**YOUR TASK:** Retype each entry below, keeping every character the same.

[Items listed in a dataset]
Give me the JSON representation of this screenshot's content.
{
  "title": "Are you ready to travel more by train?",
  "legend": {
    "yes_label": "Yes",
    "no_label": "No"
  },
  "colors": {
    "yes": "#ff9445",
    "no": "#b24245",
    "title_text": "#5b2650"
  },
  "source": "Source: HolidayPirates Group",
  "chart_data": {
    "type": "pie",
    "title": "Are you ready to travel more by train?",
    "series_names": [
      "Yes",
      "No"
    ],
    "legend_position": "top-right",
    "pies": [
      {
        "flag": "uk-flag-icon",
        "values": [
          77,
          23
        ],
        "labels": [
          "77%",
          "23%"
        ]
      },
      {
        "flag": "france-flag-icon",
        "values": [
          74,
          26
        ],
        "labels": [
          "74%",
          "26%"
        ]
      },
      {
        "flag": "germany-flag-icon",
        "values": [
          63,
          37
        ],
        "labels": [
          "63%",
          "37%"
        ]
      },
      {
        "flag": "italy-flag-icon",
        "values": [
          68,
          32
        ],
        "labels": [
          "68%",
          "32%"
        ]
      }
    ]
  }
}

**OUTPUT OF THE TASK:**
Give me the JSON representation of this screenshot's content.
{
  "title": "Are you ready to travel more by train?",
  "legend": {
    "yes_label": "Yes",
    "no_label": "No"
  },
  "colors": {
    "yes": "#ff9445",
    "no": "#b24245",
    "title_text": "#5b2650"
  },
  "source": "Source: HolidayPirates Group",
  "chart_data": {
    "type": "pie",
    "title": "Are you ready to travel more by train?",
    "series_names": [
      "Yes",
      "No"
    ],
    "legend_position": "top-right",
    "pies": [
      {
        "flag": "uk-flag-icon",
        "values": [
          77,
          23
        ],
        "labels": [
          "77%",
          "23%"
        ]
      },
      {
        "flag": "france-flag-icon",
        "values": [
          74,
          26
        ],
        "labels": [
          "74%",
          "26%"
        ]
      },
      {
        "flag": "germany-flag-icon",
        "values": [
          63,
          37
        ],
        "labels": [
          "63%",
          "37%"
        ]
      },
      {
        "flag": "italy-flag-icon",
        "values": [
          68,
          32
        ],
        "labels": [
          "68%",
          "32%"
        ]
      }
    ]
  }
}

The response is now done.